Exercise details: Find each line holding the word "your" and give the total alone.

• • • • •

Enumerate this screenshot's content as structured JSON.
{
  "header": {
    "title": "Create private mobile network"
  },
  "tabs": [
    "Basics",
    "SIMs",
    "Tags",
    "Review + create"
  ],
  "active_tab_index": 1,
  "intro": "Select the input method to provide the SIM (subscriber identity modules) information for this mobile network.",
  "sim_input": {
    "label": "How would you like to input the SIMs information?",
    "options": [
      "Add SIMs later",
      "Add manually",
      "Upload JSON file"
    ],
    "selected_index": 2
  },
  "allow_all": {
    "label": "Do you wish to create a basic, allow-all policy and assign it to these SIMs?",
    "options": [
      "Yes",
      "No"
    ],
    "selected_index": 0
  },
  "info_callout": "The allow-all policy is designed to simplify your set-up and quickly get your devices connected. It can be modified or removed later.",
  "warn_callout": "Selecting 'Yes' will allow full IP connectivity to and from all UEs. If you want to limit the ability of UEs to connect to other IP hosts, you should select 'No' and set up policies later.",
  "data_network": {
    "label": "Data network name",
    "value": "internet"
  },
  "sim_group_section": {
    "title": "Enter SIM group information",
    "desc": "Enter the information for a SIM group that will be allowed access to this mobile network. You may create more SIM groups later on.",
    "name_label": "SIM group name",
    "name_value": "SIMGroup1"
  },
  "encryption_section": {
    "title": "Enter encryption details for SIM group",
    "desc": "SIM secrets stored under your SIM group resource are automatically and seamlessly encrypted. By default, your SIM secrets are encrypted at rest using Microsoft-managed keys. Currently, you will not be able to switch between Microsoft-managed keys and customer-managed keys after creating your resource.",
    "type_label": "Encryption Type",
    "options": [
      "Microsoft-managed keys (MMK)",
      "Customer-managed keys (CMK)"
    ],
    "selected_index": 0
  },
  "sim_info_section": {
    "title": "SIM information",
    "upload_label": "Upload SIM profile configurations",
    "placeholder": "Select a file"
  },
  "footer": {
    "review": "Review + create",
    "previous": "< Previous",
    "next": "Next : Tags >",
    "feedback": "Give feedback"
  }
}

• • • • •

Response below: 2